» Task:
Below are the records; collect from them each line containing the string "thay".

--- START ---

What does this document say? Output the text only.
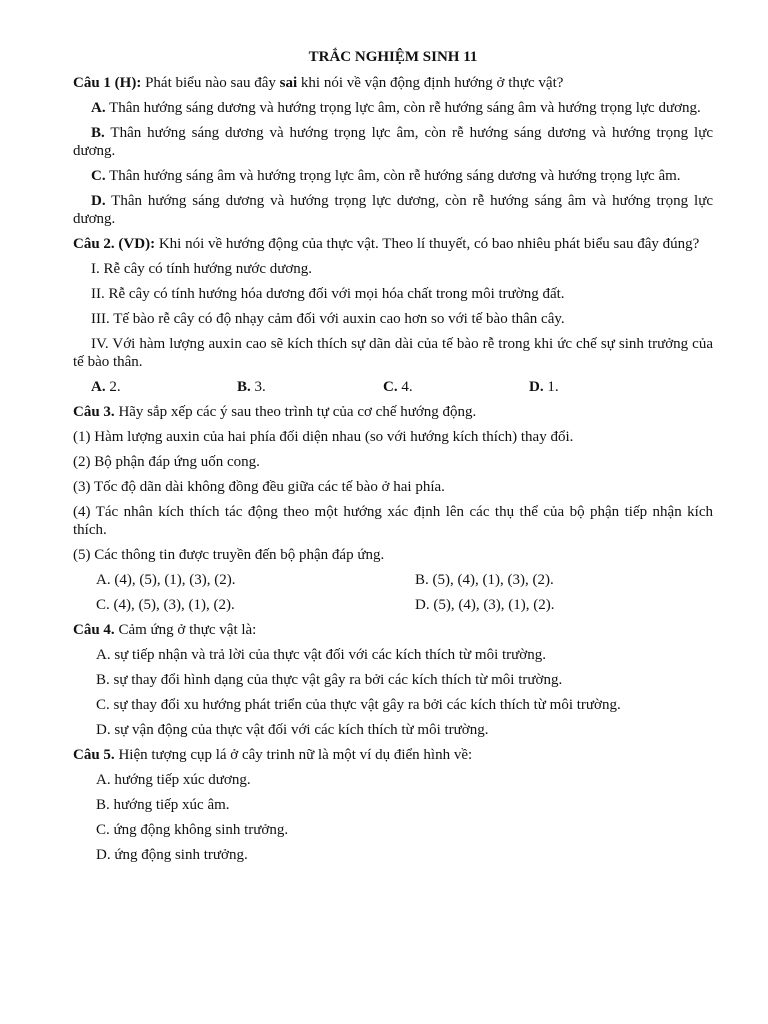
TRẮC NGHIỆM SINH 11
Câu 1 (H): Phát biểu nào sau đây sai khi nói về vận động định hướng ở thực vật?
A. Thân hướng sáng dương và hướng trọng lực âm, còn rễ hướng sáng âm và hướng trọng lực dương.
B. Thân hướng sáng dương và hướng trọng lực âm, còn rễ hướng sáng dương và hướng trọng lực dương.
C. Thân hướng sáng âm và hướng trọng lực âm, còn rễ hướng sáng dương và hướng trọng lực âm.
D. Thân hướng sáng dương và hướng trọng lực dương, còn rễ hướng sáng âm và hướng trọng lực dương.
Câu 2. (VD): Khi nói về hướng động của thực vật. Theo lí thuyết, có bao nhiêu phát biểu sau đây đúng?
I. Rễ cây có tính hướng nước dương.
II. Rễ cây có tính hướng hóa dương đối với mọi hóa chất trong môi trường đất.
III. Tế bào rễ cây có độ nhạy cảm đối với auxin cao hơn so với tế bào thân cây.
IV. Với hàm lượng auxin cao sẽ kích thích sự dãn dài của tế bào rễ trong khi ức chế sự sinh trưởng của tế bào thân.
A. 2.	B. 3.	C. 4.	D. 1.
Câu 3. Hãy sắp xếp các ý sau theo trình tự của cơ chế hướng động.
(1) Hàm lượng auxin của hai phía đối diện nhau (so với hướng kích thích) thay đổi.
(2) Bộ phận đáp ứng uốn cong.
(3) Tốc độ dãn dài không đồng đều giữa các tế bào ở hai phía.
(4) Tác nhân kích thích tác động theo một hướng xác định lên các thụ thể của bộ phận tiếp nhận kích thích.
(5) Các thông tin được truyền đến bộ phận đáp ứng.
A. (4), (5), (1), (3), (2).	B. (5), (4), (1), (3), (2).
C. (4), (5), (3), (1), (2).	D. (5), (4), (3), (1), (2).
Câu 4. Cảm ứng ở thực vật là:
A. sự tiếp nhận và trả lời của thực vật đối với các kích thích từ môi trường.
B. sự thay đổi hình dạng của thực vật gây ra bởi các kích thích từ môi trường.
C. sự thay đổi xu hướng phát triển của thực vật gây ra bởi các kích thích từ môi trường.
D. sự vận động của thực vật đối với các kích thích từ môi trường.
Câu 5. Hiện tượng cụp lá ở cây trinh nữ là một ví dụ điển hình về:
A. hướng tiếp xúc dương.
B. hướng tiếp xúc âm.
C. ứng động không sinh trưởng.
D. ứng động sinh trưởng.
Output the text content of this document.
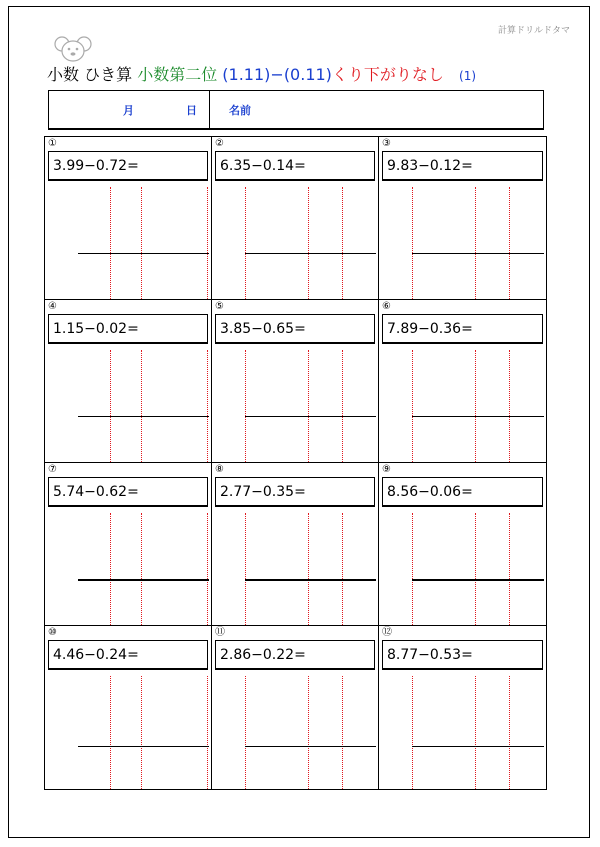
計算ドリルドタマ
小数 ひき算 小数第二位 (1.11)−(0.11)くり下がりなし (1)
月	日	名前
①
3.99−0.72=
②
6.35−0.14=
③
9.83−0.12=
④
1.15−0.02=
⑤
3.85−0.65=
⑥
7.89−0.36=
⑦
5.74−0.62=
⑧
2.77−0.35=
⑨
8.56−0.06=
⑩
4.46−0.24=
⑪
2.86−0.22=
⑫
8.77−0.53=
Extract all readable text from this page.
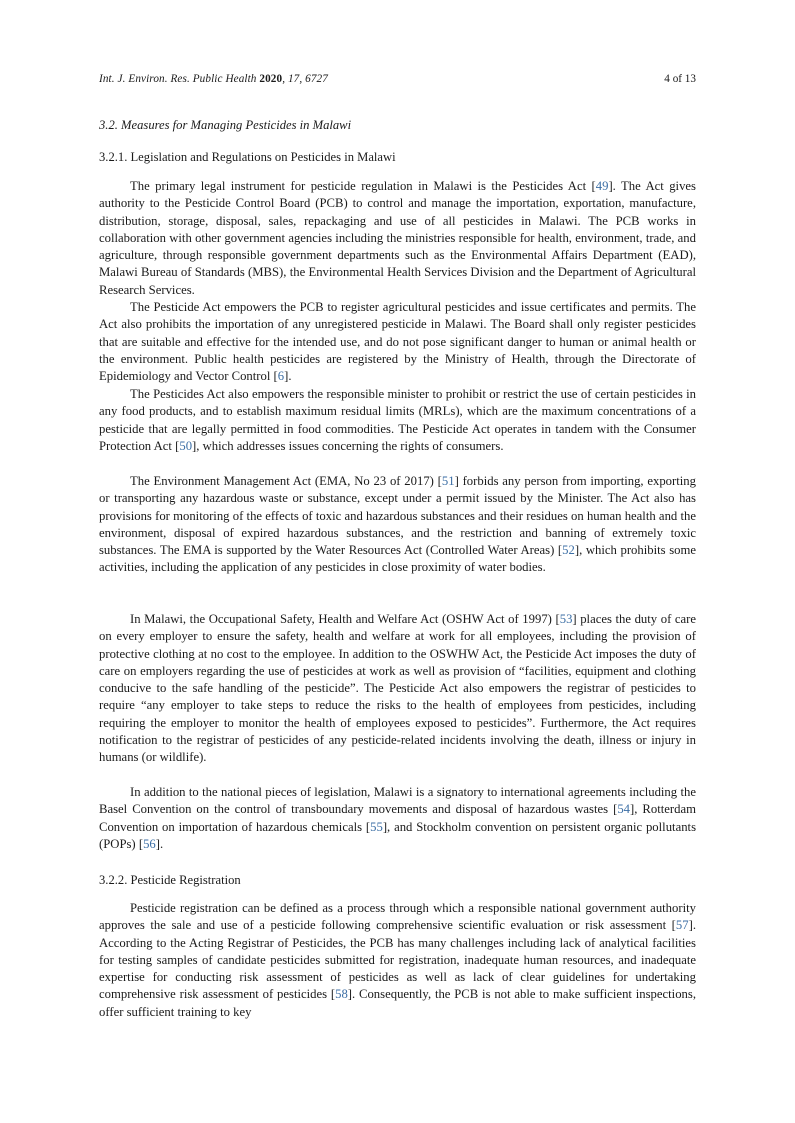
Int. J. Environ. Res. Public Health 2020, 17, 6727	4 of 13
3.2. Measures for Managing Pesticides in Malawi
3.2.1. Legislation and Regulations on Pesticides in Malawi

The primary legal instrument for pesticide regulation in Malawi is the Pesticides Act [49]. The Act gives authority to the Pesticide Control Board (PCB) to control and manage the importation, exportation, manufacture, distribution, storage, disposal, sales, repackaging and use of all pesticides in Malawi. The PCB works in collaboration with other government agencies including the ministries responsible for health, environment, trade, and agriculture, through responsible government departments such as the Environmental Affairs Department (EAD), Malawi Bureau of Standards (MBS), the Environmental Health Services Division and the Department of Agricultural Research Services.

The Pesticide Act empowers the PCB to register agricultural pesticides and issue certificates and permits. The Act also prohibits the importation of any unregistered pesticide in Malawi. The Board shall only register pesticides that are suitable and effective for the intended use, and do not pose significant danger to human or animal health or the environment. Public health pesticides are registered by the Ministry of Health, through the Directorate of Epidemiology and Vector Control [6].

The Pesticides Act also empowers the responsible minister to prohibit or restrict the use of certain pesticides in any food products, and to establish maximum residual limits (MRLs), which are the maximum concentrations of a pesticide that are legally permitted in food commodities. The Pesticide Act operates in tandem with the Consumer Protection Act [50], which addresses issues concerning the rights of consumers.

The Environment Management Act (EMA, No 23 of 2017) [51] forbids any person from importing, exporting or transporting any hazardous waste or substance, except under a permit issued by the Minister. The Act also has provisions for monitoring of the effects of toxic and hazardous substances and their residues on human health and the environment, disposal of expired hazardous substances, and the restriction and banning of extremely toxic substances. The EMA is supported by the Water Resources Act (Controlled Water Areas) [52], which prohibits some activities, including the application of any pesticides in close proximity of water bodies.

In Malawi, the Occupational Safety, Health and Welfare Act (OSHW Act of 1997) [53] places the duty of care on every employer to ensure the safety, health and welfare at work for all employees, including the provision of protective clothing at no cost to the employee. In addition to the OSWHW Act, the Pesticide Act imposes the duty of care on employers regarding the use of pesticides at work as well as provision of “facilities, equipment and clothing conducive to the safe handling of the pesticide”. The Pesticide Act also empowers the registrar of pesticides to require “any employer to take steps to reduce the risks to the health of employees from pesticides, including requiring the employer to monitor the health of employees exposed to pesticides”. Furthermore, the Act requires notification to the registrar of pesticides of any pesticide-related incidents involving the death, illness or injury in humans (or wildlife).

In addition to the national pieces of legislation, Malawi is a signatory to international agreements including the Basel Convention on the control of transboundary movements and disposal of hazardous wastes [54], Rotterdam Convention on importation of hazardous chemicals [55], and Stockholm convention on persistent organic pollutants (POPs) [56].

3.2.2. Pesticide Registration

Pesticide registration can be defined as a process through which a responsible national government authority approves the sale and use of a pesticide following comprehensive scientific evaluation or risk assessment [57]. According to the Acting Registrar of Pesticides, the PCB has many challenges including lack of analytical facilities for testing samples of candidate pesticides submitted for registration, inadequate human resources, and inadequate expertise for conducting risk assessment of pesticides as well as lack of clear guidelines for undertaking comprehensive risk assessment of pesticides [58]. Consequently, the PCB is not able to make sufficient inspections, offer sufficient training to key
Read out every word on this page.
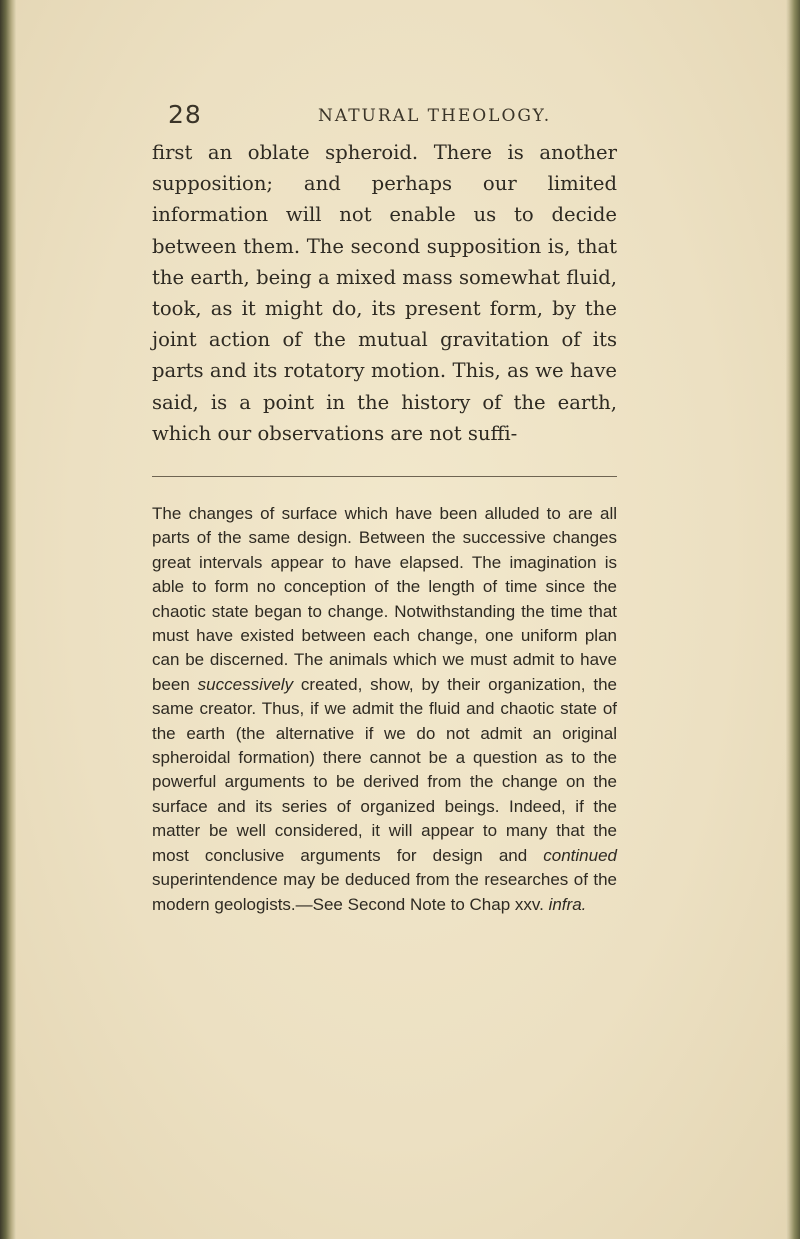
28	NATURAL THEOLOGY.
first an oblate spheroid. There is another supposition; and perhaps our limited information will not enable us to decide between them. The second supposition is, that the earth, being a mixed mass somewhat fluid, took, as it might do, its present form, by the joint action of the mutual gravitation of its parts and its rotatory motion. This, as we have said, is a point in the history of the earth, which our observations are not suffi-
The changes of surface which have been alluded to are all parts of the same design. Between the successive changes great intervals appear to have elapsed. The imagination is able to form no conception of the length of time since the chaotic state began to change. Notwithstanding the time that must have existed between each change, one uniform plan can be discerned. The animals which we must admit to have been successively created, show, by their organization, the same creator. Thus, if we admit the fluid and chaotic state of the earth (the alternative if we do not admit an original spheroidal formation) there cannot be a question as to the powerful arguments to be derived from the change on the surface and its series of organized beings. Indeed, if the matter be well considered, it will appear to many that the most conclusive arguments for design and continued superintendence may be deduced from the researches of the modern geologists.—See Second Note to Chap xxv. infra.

--- END ---

» Exercise response:
(1) Hàm lượng auxin của hai phía đối diện nhau (so với hướng kích thích) thay đổi.
B. sự thay đổi hình dạng của thực vật gây ra bởi các kích thích từ môi trường.
C. sự thay đổi xu hướng phát triển của thực vật gây ra bởi các kích thích từ môi trường.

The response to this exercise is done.